* Problem requirements:
Repeat the material verbatim. Images are excluded from the copy.

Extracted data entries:
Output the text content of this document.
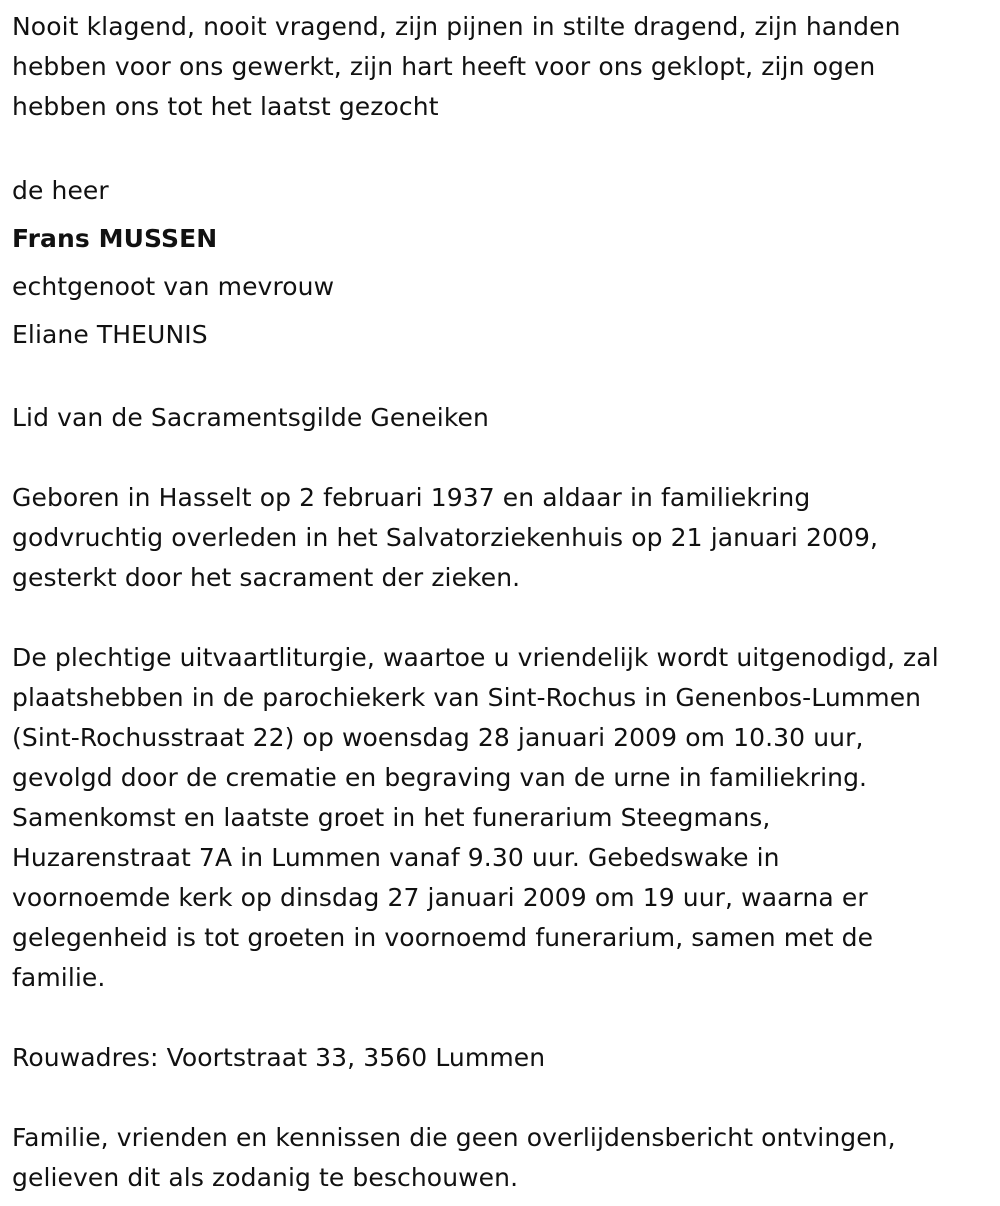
Nooit klagend, nooit vragend, zijn pijnen in stilte dragend, zijn handen

hebben voor ons gewerkt, zijn hart heeft voor ons geklopt, zijn ogen

hebben ons tot het laatst gezocht

de heer

Frans MUSSEN

echtgenoot van mevrouw

Eliane THEUNIS

Lid van de Sacramentsgilde Geneiken

Geboren in Hasselt op 2 februari 1937 en aldaar in familiekring

godvruchtig overleden in het Salvatorziekenhuis op 21 januari 2009,

gesterkt door het sacrament der zieken.

De plechtige uitvaartliturgie, waartoe u vriendelijk wordt uitgenodigd, zal

plaatshebben in de parochiekerk van Sint-Rochus in Genenbos-Lummen

(Sint-Rochusstraat 22) op woensdag 28 januari 2009 om 10.30 uur,

gevolgd door de crematie en begraving van de urne in familiekring.

Samenkomst en laatste groet in het funerarium Steegmans,

Huzarenstraat 7A in Lummen vanaf 9.30 uur. Gebedswake in

voornoemde kerk op dinsdag 27 januari 2009 om 19 uur, waarna er

gelegenheid is tot groeten in voornoemd funerarium, samen met de

familie.

Rouwadres: Voortstraat 33, 3560 Lummen

Familie, vrienden en kennissen die geen overlijdensbericht ontvingen,

gelieven dit als zodanig te beschouwen.
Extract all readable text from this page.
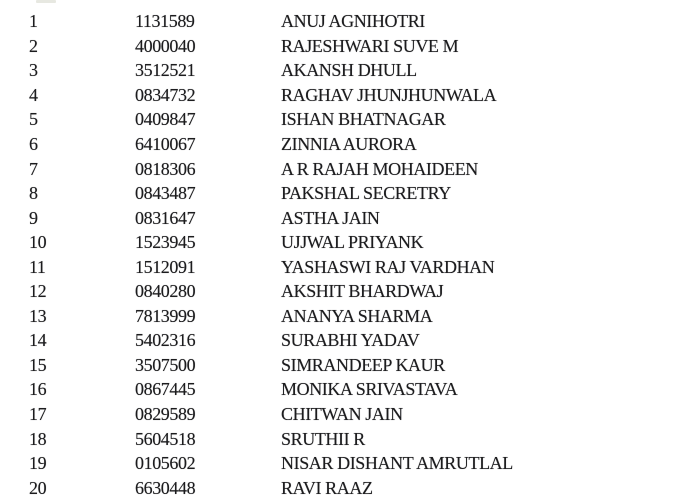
1	1131589	ANUJ AGNIHOTRI
2	4000040	RAJESHWARI SUVE M
3	3512521	AKANSH DHULL
4	0834732	RAGHAV JHUNJHUNWALA
5	0409847	ISHAN BHATNAGAR
6	6410067	ZINNIA AURORA
7	0818306	A R RAJAH MOHAIDEEN
8	0843487	PAKSHAL SECRETRY
9	0831647	ASTHA JAIN
10	1523945	UJJWAL PRIYANK
11	1512091	YASHASWI RAJ VARDHAN
12	0840280	AKSHIT BHARDWAJ
13	7813999	ANANYA SHARMA
14	5402316	SURABHI YADAV
15	3507500	SIMRANDEEP KAUR
16	0867445	MONIKA SRIVASTAVA
17	0829589	CHITWAN JAIN
18	5604518	SRUTHII R
19	0105602	NISAR DISHANT AMRUTLAL
20	6630448	RAVI RAAZ
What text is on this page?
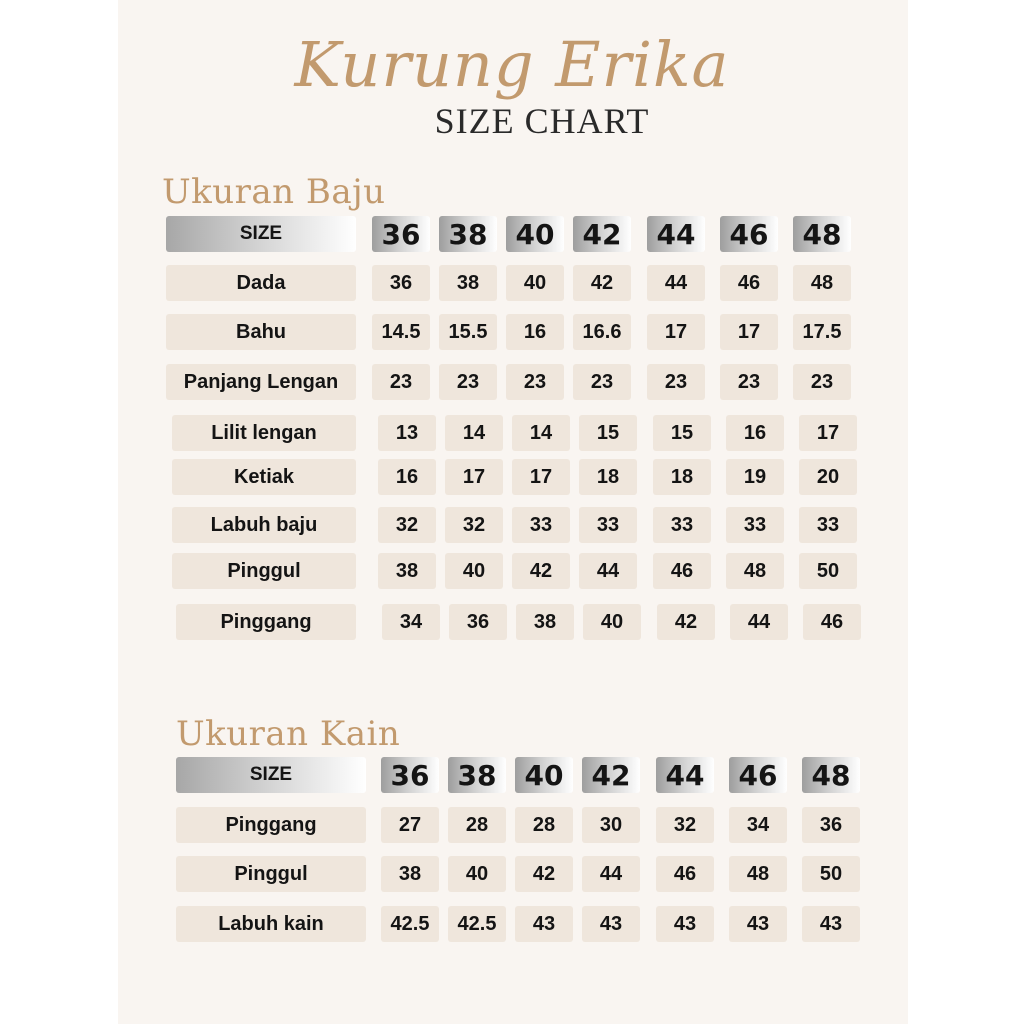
Kurung Erika
SIZE CHART
Ukuran Baju
SIZE	36	38	40	42	44	46	48
Dada	36	38	40	42	44	46	48
Bahu	14.5	15.5	16	16.6	17	17	17.5
Panjang Lengan	23	23	23	23	23	23	23
Lilit lengan	13	14	14	15	15	16	17
Ketiak	16	17	17	18	18	19	20
Labuh baju	32	32	33	33	33	33	33
Pinggul	38	40	42	44	46	48	50
Pinggang	34	36	38	40	42	44	46
Ukuran Kain
SIZE	36	38	40	42	44	46	48
Pinggang	27	28	28	30	32	34	36
Pinggul	38	40	42	44	46	48	50
Labuh kain	42.5	42.5	43	43	43	43	43
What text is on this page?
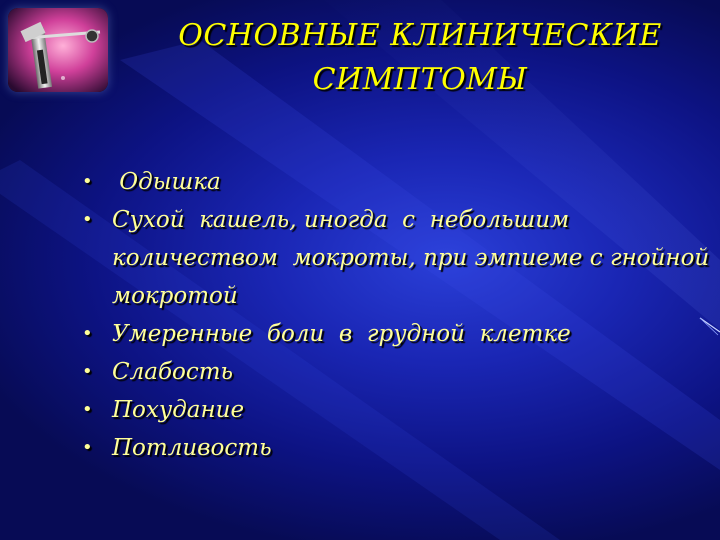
ОСНОВНЫЕ КЛИНИЧЕСКИЕ
СИМПТОМЫ
• Одышка
• Сухой  кашель, иногда  с  небольшим
количеством  мокроты, при эмпиеме с гнойной
мокротой
• Умеренные  боли  в  грудной  клетке
• Слабость
• Похудание
• Потливость
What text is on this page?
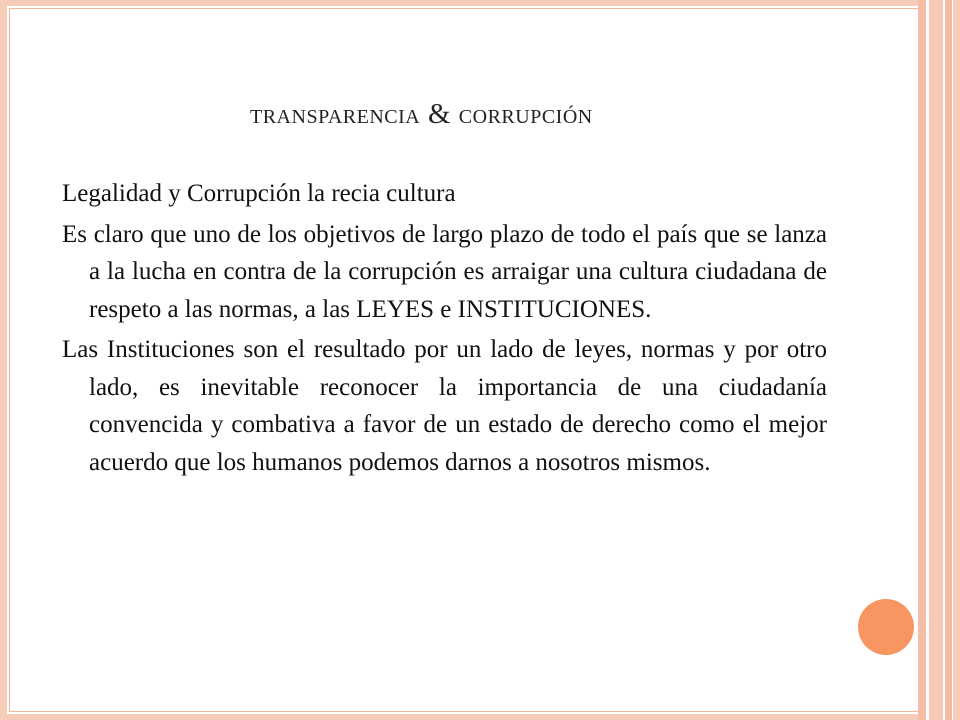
transparencia & corrupción

Legalidad y Corrupción la recia cultura

Es claro que uno de los objetivos de largo plazo de todo el país que se lanza a la lucha en contra de la corrupción es arraigar una cultura ciudadana de respeto a las normas, a las LEYES e INSTITUCIONES.

Las Instituciones son el resultado por un lado de leyes, normas y por otro lado, es inevitable reconocer la importancia de una ciudadanía convencida y combativa a favor de un estado de derecho como el mejor acuerdo que los humanos podemos darnos a nosotros mismos.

* Result for this exercise:
Output the text content of this document.
Nooit klagend, nooit vragend, zijn pijnen in stilte dragend, zijn handen

hebben voor ons gewerkt, zijn hart heeft voor ons geklopt, zijn ogen

hebben ons tot het laatst gezocht

de heer

Frans MUSSEN

echtgenoot van mevrouw

Eliane THEUNIS

Lid van de Sacramentsgilde Geneiken

Geboren in Hasselt op 2 februari 1937 en aldaar in familiekring

godvruchtig overleden in het Salvatorziekenhuis op 21 januari 2009,

gesterkt door het sacrament der zieken.

De plechtige uitvaartliturgie, waartoe u vriendelijk wordt uitgenodigd, zal

plaatshebben in de parochiekerk van Sint-Rochus in Genenbos-Lummen

(Sint-Rochusstraat 22) op woensdag 28 januari 2009 om 10.30 uur,

gevolgd door de crematie en begraving van de urne in familiekring.

Samenkomst en laatste groet in het funerarium Steegmans,

Huzarenstraat 7A in Lummen vanaf 9.30 uur. Gebedswake in

voornoemde kerk op dinsdag 27 januari 2009 om 19 uur, waarna er

gelegenheid is tot groeten in voornoemd funerarium, samen met de

familie.

Rouwadres: Voortstraat 33, 3560 Lummen

Familie, vrienden en kennissen die geen overlijdensbericht ontvingen,

gelieven dit als zodanig te beschouwen.
Extract all readable text from this page.
1	1131589	ANUJ AGNIHOTRI
2	4000040	RAJESHWARI SUVE M
3	3512521	AKANSH DHULL
4	0834732	RAGHAV JHUNJHUNWALA
5	0409847	ISHAN BHATNAGAR
6	6410067	ZINNIA AURORA
7	0818306	A R RAJAH MOHAIDEEN
8	0843487	PAKSHAL SECRETRY
9	0831647	ASTHA JAIN
10	1523945	UJJWAL PRIYANK
11	1512091	YASHASWI RAJ VARDHAN
12	0840280	AKSHIT BHARDWAJ
13	7813999	ANANYA SHARMA
14	5402316	SURABHI YADAV
15	3507500	SIMRANDEEP KAUR
16	0867445	MONIKA SRIVASTAVA
17	0829589	CHITWAN JAIN
18	5604518	SRUTHII R
19	0105602	NISAR DISHANT AMRUTLAL
20	6630448	RAVI RAAZ
What text is on this page?
Kurung Erika
SIZE CHART
Ukuran Baju
SIZE	36	38	40	42	44	46	48
Dada	36	38	40	42	44	46	48
Bahu	14.5	15.5	16	16.6	17	17	17.5
Panjang Lengan	23	23	23	23	23	23	23
Lilit lengan	13	14	14	15	15	16	17
Ketiak	16	17	17	18	18	19	20
Labuh baju	32	32	33	33	33	33	33
Pinggul	38	40	42	44	46	48	50
Pinggang	34	36	38	40	42	44	46
Ukuran Kain
SIZE	36	38	40	42	44	46	48
Pinggang	27	28	28	30	32	34	36
Pinggul	38	40	42	44	46	48	50
Labuh kain	42.5	42.5	43	43	43	43	43
What text is on this page?
ОСНОВНЫЕ КЛИНИЧЕСКИЕ
СИМПТОМЫ
• Одышка
• Сухой  кашель, иногда  с  небольшим
количеством  мокроты, при эмпиеме с гнойной
мокротой
• Умеренные  боли  в  грудной  клетке
• Слабость
• Похудание
• Потливость
What text is on this page?
transparencia & corrupción

Legalidad y Corrupción la recia cultura

Es claro que uno de los objetivos de largo plazo de todo el país que se lanza a la lucha en contra de la corrupción es arraigar una cultura ciudadana de respeto a las normas, a las LEYES e INSTITUCIONES.

Las Instituciones son el resultado por un lado de leyes, normas y por otro lado, es inevitable reconocer la importancia de una ciudadanía convencida y combativa a favor de un estado de derecho como el mejor acuerdo que los humanos podemos darnos a nosotros mismos.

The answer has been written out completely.